## Start Data provided

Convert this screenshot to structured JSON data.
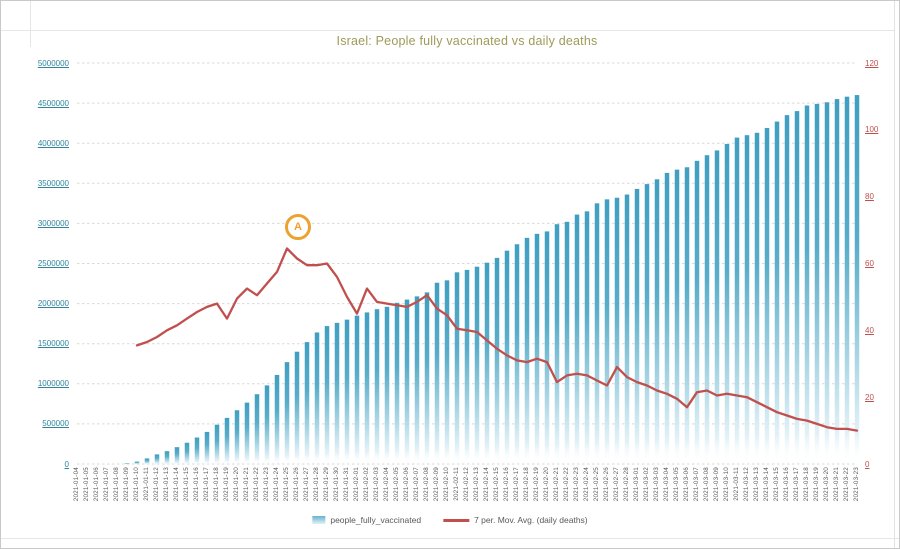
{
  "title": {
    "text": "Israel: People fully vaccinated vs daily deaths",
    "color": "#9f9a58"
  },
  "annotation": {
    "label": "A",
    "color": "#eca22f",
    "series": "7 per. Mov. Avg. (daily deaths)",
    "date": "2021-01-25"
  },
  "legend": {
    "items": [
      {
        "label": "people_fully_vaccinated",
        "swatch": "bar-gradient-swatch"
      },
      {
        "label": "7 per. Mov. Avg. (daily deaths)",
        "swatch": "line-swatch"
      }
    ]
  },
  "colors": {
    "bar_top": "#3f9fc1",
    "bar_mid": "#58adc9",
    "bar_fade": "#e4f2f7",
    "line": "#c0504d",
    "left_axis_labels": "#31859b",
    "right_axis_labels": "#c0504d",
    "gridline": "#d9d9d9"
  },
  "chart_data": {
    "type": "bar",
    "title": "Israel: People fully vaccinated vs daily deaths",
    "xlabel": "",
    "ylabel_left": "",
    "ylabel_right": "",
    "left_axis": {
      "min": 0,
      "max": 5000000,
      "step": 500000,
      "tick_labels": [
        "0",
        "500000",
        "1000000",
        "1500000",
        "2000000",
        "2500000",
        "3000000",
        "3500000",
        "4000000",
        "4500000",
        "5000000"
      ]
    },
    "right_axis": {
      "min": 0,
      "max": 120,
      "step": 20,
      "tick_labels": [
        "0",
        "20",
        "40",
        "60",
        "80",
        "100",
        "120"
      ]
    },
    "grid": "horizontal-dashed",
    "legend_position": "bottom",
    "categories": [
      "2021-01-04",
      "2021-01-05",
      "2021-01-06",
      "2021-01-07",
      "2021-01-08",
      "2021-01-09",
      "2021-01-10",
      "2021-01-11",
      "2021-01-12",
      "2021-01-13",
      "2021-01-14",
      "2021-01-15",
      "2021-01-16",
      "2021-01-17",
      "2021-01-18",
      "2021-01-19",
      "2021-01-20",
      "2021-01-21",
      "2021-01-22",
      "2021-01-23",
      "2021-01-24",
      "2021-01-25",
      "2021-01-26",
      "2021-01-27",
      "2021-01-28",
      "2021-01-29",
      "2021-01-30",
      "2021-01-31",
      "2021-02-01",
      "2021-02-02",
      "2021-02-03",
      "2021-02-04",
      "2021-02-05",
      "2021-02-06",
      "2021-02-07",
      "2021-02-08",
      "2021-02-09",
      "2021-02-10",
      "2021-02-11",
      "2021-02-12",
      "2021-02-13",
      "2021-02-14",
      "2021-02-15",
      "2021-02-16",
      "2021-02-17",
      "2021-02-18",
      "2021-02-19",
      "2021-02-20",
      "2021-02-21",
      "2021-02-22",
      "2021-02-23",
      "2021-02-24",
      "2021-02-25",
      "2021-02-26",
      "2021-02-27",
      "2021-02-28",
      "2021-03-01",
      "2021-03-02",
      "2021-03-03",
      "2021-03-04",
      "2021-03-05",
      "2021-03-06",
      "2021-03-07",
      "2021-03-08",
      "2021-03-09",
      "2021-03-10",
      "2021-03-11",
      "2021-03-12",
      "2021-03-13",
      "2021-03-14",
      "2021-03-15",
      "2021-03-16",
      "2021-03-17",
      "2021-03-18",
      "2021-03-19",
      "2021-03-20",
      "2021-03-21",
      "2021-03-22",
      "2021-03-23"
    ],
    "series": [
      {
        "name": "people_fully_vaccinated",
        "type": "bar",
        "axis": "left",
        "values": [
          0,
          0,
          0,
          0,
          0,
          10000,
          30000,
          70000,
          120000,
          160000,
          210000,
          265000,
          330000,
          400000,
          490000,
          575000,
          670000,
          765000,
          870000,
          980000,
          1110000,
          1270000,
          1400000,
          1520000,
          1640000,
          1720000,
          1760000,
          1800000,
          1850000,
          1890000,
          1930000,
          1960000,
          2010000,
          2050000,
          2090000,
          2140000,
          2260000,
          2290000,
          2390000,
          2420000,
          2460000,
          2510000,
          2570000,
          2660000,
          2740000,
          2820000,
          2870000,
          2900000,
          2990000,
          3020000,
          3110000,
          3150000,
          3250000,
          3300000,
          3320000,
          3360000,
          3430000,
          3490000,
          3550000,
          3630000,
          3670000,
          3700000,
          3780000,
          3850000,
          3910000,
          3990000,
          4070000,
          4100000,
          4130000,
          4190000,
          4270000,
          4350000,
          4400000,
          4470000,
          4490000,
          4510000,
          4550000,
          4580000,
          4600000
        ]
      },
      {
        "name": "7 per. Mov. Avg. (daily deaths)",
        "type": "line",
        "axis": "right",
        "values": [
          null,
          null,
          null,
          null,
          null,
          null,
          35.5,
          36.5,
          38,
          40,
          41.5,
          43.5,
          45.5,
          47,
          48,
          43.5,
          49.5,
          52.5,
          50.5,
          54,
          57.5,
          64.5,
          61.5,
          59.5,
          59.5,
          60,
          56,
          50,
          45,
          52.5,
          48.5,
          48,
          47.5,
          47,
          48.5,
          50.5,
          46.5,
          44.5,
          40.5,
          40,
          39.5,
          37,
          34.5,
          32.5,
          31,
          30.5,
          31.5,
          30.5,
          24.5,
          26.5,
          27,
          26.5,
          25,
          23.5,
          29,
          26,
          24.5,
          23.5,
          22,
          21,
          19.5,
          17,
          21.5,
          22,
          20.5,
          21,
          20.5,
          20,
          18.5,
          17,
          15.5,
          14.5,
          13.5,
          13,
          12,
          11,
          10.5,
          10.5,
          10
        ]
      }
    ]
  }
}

## End Data provided
## Start Data provided

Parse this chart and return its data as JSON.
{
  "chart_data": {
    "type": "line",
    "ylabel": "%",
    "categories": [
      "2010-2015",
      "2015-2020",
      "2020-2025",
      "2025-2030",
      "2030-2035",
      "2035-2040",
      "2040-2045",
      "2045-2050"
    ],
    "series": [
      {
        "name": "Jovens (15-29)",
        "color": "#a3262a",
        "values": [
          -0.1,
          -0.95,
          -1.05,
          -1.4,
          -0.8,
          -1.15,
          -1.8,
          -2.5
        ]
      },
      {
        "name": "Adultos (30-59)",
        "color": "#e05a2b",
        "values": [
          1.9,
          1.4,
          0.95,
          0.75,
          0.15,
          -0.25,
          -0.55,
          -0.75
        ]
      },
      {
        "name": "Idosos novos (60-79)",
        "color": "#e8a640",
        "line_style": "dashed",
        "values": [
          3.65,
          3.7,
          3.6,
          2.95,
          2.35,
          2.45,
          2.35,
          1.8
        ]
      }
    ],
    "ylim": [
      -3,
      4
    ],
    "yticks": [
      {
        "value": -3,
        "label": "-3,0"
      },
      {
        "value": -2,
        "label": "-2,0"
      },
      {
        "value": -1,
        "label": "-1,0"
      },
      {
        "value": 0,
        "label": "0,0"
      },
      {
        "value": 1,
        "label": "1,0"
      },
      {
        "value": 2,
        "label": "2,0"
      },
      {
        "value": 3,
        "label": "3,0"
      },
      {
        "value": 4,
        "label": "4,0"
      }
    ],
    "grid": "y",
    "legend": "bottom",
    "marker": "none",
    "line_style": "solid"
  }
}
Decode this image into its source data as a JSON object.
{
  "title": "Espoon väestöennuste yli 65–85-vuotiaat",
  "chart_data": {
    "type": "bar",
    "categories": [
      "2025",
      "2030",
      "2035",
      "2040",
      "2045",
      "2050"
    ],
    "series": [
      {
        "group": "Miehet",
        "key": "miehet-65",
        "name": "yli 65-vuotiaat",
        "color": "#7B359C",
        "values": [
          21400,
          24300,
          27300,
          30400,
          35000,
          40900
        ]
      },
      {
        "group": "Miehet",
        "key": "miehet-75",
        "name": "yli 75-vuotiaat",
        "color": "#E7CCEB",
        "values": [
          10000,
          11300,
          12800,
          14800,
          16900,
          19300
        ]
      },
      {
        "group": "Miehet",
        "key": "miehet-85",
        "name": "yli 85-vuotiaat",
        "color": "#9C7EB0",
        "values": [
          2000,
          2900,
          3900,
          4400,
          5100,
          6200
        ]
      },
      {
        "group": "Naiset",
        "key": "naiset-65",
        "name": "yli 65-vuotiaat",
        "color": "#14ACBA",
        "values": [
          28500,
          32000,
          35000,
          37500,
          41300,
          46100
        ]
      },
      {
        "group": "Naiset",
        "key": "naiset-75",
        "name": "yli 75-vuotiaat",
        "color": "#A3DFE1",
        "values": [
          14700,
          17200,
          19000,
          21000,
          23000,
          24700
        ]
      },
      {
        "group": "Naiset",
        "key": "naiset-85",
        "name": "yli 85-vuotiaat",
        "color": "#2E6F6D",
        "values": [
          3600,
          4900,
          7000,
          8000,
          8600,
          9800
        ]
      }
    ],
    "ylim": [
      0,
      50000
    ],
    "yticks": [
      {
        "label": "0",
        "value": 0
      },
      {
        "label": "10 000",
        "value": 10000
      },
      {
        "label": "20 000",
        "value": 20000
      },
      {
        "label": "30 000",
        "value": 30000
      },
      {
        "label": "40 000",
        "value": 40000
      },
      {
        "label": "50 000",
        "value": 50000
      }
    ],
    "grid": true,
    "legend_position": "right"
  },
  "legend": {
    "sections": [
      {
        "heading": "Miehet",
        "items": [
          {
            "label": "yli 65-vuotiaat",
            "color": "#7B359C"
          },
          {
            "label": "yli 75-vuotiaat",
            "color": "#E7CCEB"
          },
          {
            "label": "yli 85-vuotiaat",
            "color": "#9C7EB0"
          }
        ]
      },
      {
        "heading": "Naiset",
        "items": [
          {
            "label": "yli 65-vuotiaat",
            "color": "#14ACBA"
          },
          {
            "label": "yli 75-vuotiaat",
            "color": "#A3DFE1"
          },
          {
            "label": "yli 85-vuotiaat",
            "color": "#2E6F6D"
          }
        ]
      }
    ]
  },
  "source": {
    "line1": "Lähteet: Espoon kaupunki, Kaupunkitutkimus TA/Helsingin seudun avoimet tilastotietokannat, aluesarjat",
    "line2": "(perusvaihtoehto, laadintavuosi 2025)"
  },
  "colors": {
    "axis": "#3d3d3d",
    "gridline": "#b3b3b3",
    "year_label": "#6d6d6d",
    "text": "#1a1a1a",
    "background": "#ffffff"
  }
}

## End Data provided
## Start Data provided

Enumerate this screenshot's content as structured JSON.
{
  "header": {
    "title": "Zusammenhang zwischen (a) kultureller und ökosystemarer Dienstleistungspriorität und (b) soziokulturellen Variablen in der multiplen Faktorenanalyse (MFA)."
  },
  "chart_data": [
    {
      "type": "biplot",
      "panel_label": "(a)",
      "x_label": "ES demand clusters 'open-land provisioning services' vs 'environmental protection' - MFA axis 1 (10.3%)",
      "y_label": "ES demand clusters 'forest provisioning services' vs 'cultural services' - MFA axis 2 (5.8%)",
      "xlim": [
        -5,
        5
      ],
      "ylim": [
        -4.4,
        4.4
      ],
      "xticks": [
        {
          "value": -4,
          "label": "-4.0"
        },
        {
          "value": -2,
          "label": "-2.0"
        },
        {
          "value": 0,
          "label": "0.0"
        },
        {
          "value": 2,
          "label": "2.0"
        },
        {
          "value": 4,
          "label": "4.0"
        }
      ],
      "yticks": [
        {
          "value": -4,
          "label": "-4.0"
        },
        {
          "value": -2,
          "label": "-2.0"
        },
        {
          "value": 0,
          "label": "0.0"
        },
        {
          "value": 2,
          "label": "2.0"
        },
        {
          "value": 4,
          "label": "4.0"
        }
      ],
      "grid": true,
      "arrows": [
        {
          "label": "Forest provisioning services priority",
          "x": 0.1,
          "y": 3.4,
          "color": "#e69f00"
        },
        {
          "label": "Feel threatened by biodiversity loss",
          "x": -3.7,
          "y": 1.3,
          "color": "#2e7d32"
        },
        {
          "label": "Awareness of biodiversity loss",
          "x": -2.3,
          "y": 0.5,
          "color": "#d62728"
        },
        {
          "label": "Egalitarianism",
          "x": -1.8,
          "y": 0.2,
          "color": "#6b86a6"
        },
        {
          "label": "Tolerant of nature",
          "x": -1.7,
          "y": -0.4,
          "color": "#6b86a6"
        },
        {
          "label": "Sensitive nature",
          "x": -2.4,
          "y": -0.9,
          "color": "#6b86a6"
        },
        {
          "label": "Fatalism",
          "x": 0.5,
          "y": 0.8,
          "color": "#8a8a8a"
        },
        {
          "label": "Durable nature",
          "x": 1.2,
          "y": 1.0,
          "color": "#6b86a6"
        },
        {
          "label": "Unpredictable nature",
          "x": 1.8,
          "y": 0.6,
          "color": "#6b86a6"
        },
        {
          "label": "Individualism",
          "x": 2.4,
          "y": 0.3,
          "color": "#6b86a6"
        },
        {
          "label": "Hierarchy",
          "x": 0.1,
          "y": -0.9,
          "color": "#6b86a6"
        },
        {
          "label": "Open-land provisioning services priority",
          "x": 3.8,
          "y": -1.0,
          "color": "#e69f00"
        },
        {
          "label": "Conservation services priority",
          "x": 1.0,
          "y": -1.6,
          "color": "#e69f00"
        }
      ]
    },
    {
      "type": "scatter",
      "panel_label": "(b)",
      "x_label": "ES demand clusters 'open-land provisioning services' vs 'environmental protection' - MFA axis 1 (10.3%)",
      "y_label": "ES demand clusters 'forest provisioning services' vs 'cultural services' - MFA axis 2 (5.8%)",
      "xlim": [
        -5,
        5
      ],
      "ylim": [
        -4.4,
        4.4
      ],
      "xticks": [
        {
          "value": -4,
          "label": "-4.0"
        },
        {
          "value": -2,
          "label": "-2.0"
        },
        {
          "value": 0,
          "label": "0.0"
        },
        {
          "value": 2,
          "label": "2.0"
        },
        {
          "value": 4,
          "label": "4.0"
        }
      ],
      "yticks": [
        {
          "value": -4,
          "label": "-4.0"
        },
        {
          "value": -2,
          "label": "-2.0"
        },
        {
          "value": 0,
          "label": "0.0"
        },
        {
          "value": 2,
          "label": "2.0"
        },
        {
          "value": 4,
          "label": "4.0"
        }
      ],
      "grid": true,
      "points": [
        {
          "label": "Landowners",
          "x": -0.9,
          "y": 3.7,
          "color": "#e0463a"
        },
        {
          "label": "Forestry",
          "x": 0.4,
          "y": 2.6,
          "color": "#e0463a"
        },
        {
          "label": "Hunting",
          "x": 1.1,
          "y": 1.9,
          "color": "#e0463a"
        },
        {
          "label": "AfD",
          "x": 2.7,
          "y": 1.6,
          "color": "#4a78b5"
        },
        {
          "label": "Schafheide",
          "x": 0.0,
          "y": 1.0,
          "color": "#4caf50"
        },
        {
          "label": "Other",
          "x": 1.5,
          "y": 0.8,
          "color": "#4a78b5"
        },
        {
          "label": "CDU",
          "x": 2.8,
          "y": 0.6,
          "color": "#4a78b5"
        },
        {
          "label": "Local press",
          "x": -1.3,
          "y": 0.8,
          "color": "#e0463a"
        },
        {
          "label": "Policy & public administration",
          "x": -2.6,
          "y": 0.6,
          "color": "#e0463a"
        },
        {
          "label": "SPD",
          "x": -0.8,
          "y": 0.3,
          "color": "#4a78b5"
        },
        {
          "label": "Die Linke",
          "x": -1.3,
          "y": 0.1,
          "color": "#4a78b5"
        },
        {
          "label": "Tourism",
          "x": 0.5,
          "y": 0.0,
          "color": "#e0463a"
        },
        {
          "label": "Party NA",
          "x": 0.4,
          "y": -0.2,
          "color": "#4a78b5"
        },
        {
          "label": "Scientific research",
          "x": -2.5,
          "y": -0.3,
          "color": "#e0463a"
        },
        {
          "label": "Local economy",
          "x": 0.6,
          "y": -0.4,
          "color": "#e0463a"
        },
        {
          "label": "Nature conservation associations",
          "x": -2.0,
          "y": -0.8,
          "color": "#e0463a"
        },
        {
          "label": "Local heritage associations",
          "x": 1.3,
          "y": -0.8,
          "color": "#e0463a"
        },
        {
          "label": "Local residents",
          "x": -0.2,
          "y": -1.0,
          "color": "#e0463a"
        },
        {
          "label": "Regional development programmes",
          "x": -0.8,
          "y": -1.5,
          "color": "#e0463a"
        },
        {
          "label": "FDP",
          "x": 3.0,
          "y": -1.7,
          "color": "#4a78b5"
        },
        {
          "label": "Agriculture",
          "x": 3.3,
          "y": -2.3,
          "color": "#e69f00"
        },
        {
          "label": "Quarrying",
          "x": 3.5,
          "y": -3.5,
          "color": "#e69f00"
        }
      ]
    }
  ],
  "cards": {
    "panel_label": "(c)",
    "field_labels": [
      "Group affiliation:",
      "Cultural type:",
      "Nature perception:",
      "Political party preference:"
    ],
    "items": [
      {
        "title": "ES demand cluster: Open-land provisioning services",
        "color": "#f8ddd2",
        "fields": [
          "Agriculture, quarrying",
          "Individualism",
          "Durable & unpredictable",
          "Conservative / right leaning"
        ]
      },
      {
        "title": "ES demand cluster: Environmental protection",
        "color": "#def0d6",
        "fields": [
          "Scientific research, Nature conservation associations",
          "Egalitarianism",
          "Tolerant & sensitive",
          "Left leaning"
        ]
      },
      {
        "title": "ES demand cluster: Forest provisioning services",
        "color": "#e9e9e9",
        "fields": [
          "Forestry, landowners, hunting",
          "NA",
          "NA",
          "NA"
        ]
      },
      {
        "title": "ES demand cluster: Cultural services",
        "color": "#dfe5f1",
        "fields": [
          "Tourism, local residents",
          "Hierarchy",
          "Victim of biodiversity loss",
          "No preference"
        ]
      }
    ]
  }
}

## End Data provided

[Description of the task]:
Pick out and copy the lines of the entries that hold the string "biodiversity".

[Task answer]:
          "label": "Feel threatened by biodiversity loss",
          "label": "Awareness of biodiversity loss",
          "Victim of biodiversity loss",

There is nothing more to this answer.